Data excerpts.
════════════════════
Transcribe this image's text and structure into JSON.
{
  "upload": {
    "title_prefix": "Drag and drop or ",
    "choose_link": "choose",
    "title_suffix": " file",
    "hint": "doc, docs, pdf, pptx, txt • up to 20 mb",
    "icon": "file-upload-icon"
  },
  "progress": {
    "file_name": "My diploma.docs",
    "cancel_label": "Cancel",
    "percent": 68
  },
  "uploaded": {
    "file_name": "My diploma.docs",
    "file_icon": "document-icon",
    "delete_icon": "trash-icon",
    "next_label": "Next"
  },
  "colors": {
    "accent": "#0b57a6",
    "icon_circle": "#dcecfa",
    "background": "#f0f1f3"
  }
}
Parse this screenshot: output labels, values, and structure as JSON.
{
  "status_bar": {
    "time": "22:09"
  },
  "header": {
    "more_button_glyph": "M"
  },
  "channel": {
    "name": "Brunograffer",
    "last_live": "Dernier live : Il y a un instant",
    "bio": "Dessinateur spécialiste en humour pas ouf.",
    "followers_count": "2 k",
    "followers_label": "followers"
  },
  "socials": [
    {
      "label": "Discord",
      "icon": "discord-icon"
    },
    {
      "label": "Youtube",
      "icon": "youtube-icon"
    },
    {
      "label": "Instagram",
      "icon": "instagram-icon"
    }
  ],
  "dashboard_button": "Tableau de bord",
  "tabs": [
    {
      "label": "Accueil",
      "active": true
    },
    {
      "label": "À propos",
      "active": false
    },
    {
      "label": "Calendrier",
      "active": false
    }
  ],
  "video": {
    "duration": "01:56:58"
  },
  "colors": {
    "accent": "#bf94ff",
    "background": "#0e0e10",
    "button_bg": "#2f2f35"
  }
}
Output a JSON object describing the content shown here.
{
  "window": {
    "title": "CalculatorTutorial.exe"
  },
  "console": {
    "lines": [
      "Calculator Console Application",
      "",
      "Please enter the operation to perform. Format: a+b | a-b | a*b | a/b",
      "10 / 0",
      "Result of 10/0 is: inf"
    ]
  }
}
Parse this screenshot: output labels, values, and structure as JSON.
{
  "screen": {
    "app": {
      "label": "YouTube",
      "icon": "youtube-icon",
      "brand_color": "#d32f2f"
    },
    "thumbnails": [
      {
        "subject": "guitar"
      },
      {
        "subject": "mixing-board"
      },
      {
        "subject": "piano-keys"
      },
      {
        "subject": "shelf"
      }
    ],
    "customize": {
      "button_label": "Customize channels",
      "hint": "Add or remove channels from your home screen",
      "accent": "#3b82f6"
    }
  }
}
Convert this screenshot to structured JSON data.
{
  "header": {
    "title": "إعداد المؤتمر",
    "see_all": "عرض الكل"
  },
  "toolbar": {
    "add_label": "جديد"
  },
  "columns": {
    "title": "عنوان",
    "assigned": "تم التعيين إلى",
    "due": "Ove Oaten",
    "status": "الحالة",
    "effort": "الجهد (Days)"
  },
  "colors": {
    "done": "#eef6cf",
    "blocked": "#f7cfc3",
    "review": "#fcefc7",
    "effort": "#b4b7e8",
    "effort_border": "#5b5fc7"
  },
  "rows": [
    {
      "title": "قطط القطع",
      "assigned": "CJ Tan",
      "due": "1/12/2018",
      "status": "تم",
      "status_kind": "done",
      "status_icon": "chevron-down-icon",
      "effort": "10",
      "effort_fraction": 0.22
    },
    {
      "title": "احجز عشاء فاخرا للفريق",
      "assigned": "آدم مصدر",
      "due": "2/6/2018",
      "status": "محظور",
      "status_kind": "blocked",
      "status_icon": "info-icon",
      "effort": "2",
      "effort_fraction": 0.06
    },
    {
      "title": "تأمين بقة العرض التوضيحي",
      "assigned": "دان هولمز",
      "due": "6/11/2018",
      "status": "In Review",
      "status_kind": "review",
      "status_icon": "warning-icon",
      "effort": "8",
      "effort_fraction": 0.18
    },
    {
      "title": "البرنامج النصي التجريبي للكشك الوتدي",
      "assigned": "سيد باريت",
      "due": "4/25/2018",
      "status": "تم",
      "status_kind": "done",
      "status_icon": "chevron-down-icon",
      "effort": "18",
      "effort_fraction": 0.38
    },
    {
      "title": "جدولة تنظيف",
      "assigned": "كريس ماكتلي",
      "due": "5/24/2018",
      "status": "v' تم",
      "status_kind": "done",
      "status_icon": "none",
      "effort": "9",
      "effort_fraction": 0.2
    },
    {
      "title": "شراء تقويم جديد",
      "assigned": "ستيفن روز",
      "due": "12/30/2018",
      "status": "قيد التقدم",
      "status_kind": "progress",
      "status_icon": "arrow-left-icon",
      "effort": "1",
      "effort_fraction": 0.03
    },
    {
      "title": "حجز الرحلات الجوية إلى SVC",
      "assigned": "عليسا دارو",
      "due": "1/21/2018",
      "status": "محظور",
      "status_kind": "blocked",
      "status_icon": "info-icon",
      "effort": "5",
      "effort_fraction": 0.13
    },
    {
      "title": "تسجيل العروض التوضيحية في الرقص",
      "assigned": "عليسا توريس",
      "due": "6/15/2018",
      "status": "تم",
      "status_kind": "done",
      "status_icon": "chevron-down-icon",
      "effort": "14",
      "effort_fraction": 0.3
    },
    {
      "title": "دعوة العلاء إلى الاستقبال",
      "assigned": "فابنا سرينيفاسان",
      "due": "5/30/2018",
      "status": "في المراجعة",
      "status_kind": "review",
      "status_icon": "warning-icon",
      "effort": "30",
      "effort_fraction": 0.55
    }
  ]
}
════════════════════
What you have to do.
Reproduce the material in full, with no word added or dropped.

Finished exercise.
Transcribe this image's text and structure into JSON.
{
  "upload": {
    "title_prefix": "Drag and drop or ",
    "choose_link": "choose",
    "title_suffix": " file",
    "hint": "doc, docs, pdf, pptx, txt • up to 20 mb",
    "icon": "file-upload-icon"
  },
  "progress": {
    "file_name": "My diploma.docs",
    "cancel_label": "Cancel",
    "percent": 68
  },
  "uploaded": {
    "file_name": "My diploma.docs",
    "file_icon": "document-icon",
    "delete_icon": "trash-icon",
    "next_label": "Next"
  },
  "colors": {
    "accent": "#0b57a6",
    "icon_circle": "#dcecfa",
    "background": "#f0f1f3"
  }
}
Parse this screenshot: output labels, values, and structure as JSON.
{
  "status_bar": {
    "time": "22:09"
  },
  "header": {
    "more_button_glyph": "M"
  },
  "channel": {
    "name": "Brunograffer",
    "last_live": "Dernier live : Il y a un instant",
    "bio": "Dessinateur spécialiste en humour pas ouf.",
    "followers_count": "2 k",
    "followers_label": "followers"
  },
  "socials": [
    {
      "label": "Discord",
      "icon": "discord-icon"
    },
    {
      "label": "Youtube",
      "icon": "youtube-icon"
    },
    {
      "label": "Instagram",
      "icon": "instagram-icon"
    }
  ],
  "dashboard_button": "Tableau de bord",
  "tabs": [
    {
      "label": "Accueil",
      "active": true
    },
    {
      "label": "À propos",
      "active": false
    },
    {
      "label": "Calendrier",
      "active": false
    }
  ],
  "video": {
    "duration": "01:56:58"
  },
  "colors": {
    "accent": "#bf94ff",
    "background": "#0e0e10",
    "button_bg": "#2f2f35"
  }
}
Output a JSON object describing the content shown here.
{
  "window": {
    "title": "CalculatorTutorial.exe"
  },
  "console": {
    "lines": [
      "Calculator Console Application",
      "",
      "Please enter the operation to perform. Format: a+b | a-b | a*b | a/b",
      "10 / 0",
      "Result of 10/0 is: inf"
    ]
  }
}
Parse this screenshot: output labels, values, and structure as JSON.
{
  "screen": {
    "app": {
      "label": "YouTube",
      "icon": "youtube-icon",
      "brand_color": "#d32f2f"
    },
    "thumbnails": [
      {
        "subject": "guitar"
      },
      {
        "subject": "mixing-board"
      },
      {
        "subject": "piano-keys"
      },
      {
        "subject": "shelf"
      }
    ],
    "customize": {
      "button_label": "Customize channels",
      "hint": "Add or remove channels from your home screen",
      "accent": "#3b82f6"
    }
  }
}
Convert this screenshot to structured JSON data.
{
  "header": {
    "title": "إعداد المؤتمر",
    "see_all": "عرض الكل"
  },
  "toolbar": {
    "add_label": "جديد"
  },
  "columns": {
    "title": "عنوان",
    "assigned": "تم التعيين إلى",
    "due": "Ove Oaten",
    "status": "الحالة",
    "effort": "الجهد (Days)"
  },
  "colors": {
    "done": "#eef6cf",
    "blocked": "#f7cfc3",
    "review": "#fcefc7",
    "effort": "#b4b7e8",
    "effort_border": "#5b5fc7"
  },
  "rows": [
    {
      "title": "قطط القطع",
      "assigned": "CJ Tan",
      "due": "1/12/2018",
      "status": "تم",
      "status_kind": "done",
      "status_icon": "chevron-down-icon",
      "effort": "10",
      "effort_fraction": 0.22
    },
    {
      "title": "احجز عشاء فاخرا للفريق",
      "assigned": "آدم مصدر",
      "due": "2/6/2018",
      "status": "محظور",
      "status_kind": "blocked",
      "status_icon": "info-icon",
      "effort": "2",
      "effort_fraction": 0.06
    },
    {
      "title": "تأمين بقة العرض التوضيحي",
      "assigned": "دان هولمز",
      "due": "6/11/2018",
      "status": "In Review",
      "status_kind": "review",
      "status_icon": "warning-icon",
      "effort": "8",
      "effort_fraction": 0.18
    },
    {
      "title": "البرنامج النصي التجريبي للكشك الوتدي",
      "assigned": "سيد باريت",
      "due": "4/25/2018",
      "status": "تم",
      "status_kind": "done",
      "status_icon": "chevron-down-icon",
      "effort": "18",
      "effort_fraction": 0.38
    },
    {
      "title": "جدولة تنظيف",
      "assigned": "كريس ماكتلي",
      "due": "5/24/2018",
      "status": "v' تم",
      "status_kind": "done",
      "status_icon": "none",
      "effort": "9",
      "effort_fraction": 0.2
    },
    {
      "title": "شراء تقويم جديد",
      "assigned": "ستيفن روز",
      "due": "12/30/2018",
      "status": "قيد التقدم",
      "status_kind": "progress",
      "status_icon": "arrow-left-icon",
      "effort": "1",
      "effort_fraction": 0.03
    },
    {
      "title": "حجز الرحلات الجوية إلى SVC",
      "assigned": "عليسا دارو",
      "due": "1/21/2018",
      "status": "محظور",
      "status_kind": "blocked",
      "status_icon": "info-icon",
      "effort": "5",
      "effort_fraction": 0.13
    },
    {
      "title": "تسجيل العروض التوضيحية في الرقص",
      "assigned": "عليسا توريس",
      "due": "6/15/2018",
      "status": "تم",
      "status_kind": "done",
      "status_icon": "chevron-down-icon",
      "effort": "14",
      "effort_fraction": 0.3
    },
    {
      "title": "دعوة العلاء إلى الاستقبال",
      "assigned": "فابنا سرينيفاسان",
      "due": "5/30/2018",
      "status": "في المراجعة",
      "status_kind": "review",
      "status_icon": "warning-icon",
      "effort": "30",
      "effort_fraction": 0.55
    }
  ]
}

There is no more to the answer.